* BEGIN DATA ROWS *

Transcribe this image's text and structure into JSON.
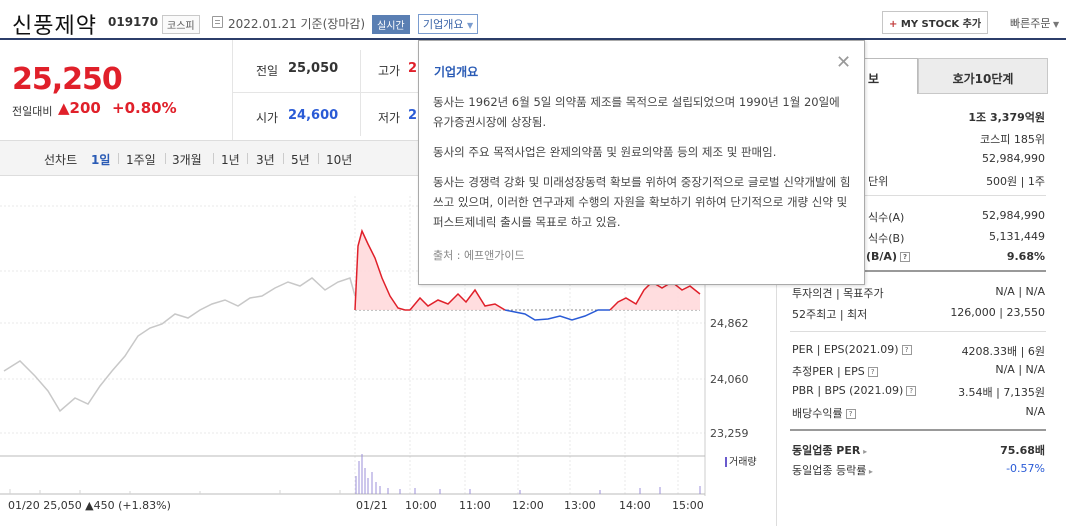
{
  "header": {
    "company_name": "신풍제약",
    "stock_code": "019170",
    "market": "코스피",
    "base_date": "2022.01.21  기준(장마감)",
    "realtime": "실시간",
    "company_info": "기업개요",
    "mystock": "MY STOCK 추가",
    "quick_order": "빠른주문"
  },
  "price": {
    "current": "25,250",
    "change_label": "전일대비",
    "change_amount": "▲200",
    "change_percent": "+0.80%"
  },
  "quotes": {
    "prev_label": "전일",
    "prev_value": "25,050",
    "high_label": "고가",
    "high_value": "2",
    "open_label": "시가",
    "open_value": "24,600",
    "low_label": "저가",
    "low_value": "2"
  },
  "periods": {
    "label": "선차트",
    "items": [
      "1일",
      "1주일",
      "3개월",
      "1년",
      "3년",
      "5년",
      "10년"
    ]
  },
  "chart": {
    "y_ticks": [
      "24,862",
      "24,060",
      "23,259"
    ],
    "x_ticks": [
      "01/21",
      "10:00",
      "11:00",
      "12:00",
      "13:00",
      "14:00",
      "15:00"
    ],
    "prev_day_summary": "01/20  25,050 ▲450 (+1.83%)",
    "volume_label": "거래량"
  },
  "right": {
    "tab_basic": "보",
    "tab_hoga": "호가10단계",
    "rows": [
      {
        "label": "",
        "value": "1조 3,379억원",
        "bold": true
      },
      {
        "label": "",
        "value": "코스피 185위"
      },
      {
        "label": "",
        "value": "52,984,990"
      },
      {
        "label": "단위",
        "value": "500원 | 1주"
      },
      {
        "label": "식수(A)",
        "value": "52,984,990"
      },
      {
        "label": "식수(B)",
        "value": "5,131,449"
      },
      {
        "label": "(B/A)",
        "value": "9.68%",
        "bold": true
      },
      {
        "label": "투자의견 | 목표주가",
        "value": "N/A | N/A"
      },
      {
        "label": "52주최고 | 최저",
        "value": "126,000 | 23,550"
      },
      {
        "label": "PER | EPS(2021.09)",
        "value": "4208.33배 | 6원"
      },
      {
        "label": "추정PER | EPS",
        "value": "N/A | N/A"
      },
      {
        "label": "PBR | BPS (2021.09)",
        "value": "3.54배 | 7,135원"
      },
      {
        "label": "배당수익률",
        "value": "N/A"
      },
      {
        "label": "동일업종 PER",
        "value": "75.68배",
        "bold": true
      },
      {
        "label": "동일업종 등락률",
        "value": "-0.57%",
        "blue": true
      }
    ]
  },
  "popup": {
    "title": "기업개요",
    "p1": "동사는 1962년 6월 5일 의약품 제조를 목적으로 설립되었으며 1990년 1월 20일에 유가증권시장에 상장됨.",
    "p2": "동사의 주요 목적사업은 완제의약품 및 원료의약품 등의 제조 및 판매임.",
    "p3": "동사는 경쟁력 강화 및 미래성장동력 확보를 위하여 중장기적으로 글로벌 신약개발에 힘쓰고 있으며, 이러한 연구과제 수행의 자원을 확보하기 위하여 단기적으로 개량 신약 및 퍼스트제네릭 출시를 목표로 하고 있음.",
    "source": "출처 : 에프앤가이드"
  },
  "colors": {
    "up": "#e0202a",
    "down": "#2a5bd6",
    "accent": "#2a5bb5"
  }
}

* END DATA ROWS *

(WHAT TO WORK ON)
Transcribe the full listing above exactly as it stands, minus the pictures.

(SOLUTION TO THE EXERCISE)
Transcribe this image's text and structure into JSON.
{
  "header": {
    "company_name": "신풍제약",
    "stock_code": "019170",
    "market": "코스피",
    "base_date": "2022.01.21  기준(장마감)",
    "realtime": "실시간",
    "company_info": "기업개요",
    "mystock": "MY STOCK 추가",
    "quick_order": "빠른주문"
  },
  "price": {
    "current": "25,250",
    "change_label": "전일대비",
    "change_amount": "▲200",
    "change_percent": "+0.80%"
  },
  "quotes": {
    "prev_label": "전일",
    "prev_value": "25,050",
    "high_label": "고가",
    "high_value": "2",
    "open_label": "시가",
    "open_value": "24,600",
    "low_label": "저가",
    "low_value": "2"
  },
  "periods": {
    "label": "선차트",
    "items": [
      "1일",
      "1주일",
      "3개월",
      "1년",
      "3년",
      "5년",
      "10년"
    ]
  },
  "chart": {
    "y_ticks": [
      "24,862",
      "24,060",
      "23,259"
    ],
    "x_ticks": [
      "01/21",
      "10:00",
      "11:00",
      "12:00",
      "13:00",
      "14:00",
      "15:00"
    ],
    "prev_day_summary": "01/20  25,050 ▲450 (+1.83%)",
    "volume_label": "거래량"
  },
  "right": {
    "tab_basic": "보",
    "tab_hoga": "호가10단계",
    "rows": [
      {
        "label": "",
        "value": "1조 3,379억원",
        "bold": true
      },
      {
        "label": "",
        "value": "코스피 185위"
      },
      {
        "label": "",
        "value": "52,984,990"
      },
      {
        "label": "단위",
        "value": "500원 | 1주"
      },
      {
        "label": "식수(A)",
        "value": "52,984,990"
      },
      {
        "label": "식수(B)",
        "value": "5,131,449"
      },
      {
        "label": "(B/A)",
        "value": "9.68%",
        "bold": true
      },
      {
        "label": "투자의견 | 목표주가",
        "value": "N/A | N/A"
      },
      {
        "label": "52주최고 | 최저",
        "value": "126,000 | 23,550"
      },
      {
        "label": "PER | EPS(2021.09)",
        "value": "4208.33배 | 6원"
      },
      {
        "label": "추정PER | EPS",
        "value": "N/A | N/A"
      },
      {
        "label": "PBR | BPS (2021.09)",
        "value": "3.54배 | 7,135원"
      },
      {
        "label": "배당수익률",
        "value": "N/A"
      },
      {
        "label": "동일업종 PER",
        "value": "75.68배",
        "bold": true
      },
      {
        "label": "동일업종 등락률",
        "value": "-0.57%",
        "blue": true
      }
    ]
  },
  "popup": {
    "title": "기업개요",
    "p1": "동사는 1962년 6월 5일 의약품 제조를 목적으로 설립되었으며 1990년 1월 20일에 유가증권시장에 상장됨.",
    "p2": "동사의 주요 목적사업은 완제의약품 및 원료의약품 등의 제조 및 판매임.",
    "p3": "동사는 경쟁력 강화 및 미래성장동력 확보를 위하여 중장기적으로 글로벌 신약개발에 힘쓰고 있으며, 이러한 연구과제 수행의 자원을 확보하기 위하여 단기적으로 개량 신약 및 퍼스트제네릭 출시를 목표로 하고 있음.",
    "source": "출처 : 에프앤가이드"
  },
  "colors": {
    "up": "#e0202a",
    "down": "#2a5bd6",
    "accent": "#2a5bb5"
  }
}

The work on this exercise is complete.